╭─ PASSAGE TO READ
Inidhu Inidhu is a 2010 Indian Tamil language musical coming of age film directed by K. V. Guhan, starring eight newcomers in lead roles. It is a remake of the successful and award-winning 2007 Telugu film, Happy Days. It was produced by Prakash Raj under his banner, Duet Movies. It has music by Mickey J. Meyer, the composer of the original film, making his debut in Tamil. The film was released on 20 August 2010. Much of the shooting was done at VIT University, India.

Plot
Inidhu Inidhu depicts the happy college days of a group of undergraduate students. Freshmen Siddhu (Adith), Aravind alias Tyson (Narayan), Vimal (Vimal), Shankar (Shravan), Madhu (Reshmi), Aparna aka Appu and Jiya join an upmarket college in the city. Each of them comes from different states of the country. They are ragged by the seniors at the college which makes them bond with each other.

Eventually, Siddhu falls for Madhu, Tyson falls for his senior Sravanthi, fashionably called Shravs (Sonia), who is not receptive. The rest of the film is how the four couples get closer during their four-year course, peppered with pangs of jealousy, separated, reconciliation before going their separate ways upon graduation.
╰─
╭─ DATA ENTRIES
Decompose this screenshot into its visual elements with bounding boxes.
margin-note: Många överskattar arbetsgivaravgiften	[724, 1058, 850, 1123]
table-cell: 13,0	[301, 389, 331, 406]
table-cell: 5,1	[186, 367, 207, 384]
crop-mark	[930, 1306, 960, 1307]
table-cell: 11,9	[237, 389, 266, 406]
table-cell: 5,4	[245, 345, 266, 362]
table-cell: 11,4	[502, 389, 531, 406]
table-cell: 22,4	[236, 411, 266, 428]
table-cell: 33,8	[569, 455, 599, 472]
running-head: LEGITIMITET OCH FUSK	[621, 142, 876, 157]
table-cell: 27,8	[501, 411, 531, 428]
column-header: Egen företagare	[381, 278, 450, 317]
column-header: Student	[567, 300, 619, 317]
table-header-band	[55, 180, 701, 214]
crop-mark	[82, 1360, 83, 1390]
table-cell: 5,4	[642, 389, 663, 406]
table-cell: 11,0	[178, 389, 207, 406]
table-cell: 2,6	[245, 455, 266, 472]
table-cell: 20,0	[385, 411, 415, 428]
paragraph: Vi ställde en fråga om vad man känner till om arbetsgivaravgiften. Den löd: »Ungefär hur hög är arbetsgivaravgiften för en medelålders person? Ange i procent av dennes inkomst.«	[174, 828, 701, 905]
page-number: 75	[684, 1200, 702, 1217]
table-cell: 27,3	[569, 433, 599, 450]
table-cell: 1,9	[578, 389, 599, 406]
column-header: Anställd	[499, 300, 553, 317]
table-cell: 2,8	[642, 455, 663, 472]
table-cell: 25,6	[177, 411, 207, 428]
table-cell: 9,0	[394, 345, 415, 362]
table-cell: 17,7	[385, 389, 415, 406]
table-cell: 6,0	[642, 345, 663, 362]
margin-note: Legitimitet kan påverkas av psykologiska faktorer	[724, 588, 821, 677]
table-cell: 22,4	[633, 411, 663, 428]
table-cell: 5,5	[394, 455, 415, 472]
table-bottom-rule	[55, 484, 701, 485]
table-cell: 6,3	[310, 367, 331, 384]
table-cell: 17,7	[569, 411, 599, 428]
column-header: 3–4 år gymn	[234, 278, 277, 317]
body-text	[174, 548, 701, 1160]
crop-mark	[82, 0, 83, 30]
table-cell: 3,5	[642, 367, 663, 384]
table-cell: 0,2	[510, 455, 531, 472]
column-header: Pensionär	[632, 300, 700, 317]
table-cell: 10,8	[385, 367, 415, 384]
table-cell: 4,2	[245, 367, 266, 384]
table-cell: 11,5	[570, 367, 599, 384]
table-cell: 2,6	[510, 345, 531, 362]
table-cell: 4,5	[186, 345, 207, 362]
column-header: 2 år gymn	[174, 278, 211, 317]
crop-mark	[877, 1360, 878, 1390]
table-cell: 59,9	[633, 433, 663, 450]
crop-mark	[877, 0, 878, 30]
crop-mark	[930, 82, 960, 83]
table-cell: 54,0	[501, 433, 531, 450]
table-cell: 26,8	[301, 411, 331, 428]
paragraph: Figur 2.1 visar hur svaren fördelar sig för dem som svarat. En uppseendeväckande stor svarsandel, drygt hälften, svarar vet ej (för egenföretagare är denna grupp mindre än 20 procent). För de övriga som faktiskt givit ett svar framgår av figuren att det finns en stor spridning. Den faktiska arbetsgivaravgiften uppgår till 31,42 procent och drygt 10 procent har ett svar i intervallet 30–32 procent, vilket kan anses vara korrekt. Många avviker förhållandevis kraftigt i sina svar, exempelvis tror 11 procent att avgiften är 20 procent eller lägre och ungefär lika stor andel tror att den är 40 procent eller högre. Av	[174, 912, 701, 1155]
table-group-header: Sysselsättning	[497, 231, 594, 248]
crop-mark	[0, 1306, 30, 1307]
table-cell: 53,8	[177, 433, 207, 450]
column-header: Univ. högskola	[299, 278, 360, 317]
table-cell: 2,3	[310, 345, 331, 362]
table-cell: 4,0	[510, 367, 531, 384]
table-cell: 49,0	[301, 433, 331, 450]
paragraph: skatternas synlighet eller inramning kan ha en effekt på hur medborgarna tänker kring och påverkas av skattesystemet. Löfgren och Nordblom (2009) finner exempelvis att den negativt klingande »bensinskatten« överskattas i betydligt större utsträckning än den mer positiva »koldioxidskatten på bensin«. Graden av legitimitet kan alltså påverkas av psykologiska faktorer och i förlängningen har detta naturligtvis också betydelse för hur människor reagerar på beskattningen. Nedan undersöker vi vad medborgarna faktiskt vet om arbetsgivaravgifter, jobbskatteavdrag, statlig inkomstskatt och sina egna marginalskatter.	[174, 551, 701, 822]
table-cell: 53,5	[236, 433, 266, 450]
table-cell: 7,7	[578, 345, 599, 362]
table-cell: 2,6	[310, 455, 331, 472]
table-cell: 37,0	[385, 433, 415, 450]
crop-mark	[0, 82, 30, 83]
╰─
=== TASK TO CARRY OUT ===
Please rewrite the stretch of the Inidhu Inidhu article between "Inidhu Inidhu is" and "VIT University, India.", inclusive, swapping "newcomers" for "debutants".

=== FINISHED ANSWER ===
Inidhu Inidhu is a 2010 Indian Tamil language musical coming of age film directed by K. V. Guhan, starring eight debutants in lead roles. It is a remake of the successful and award-winning 2007 Telugu film, Happy Days. It was produced by Prakash Raj under his banner, Duet Movies. It has music by Mickey J. Meyer, the composer of the original film, making his debut in Tamil. The film was released on 20 August 2010. Much of the shooting was done at VIT University, India.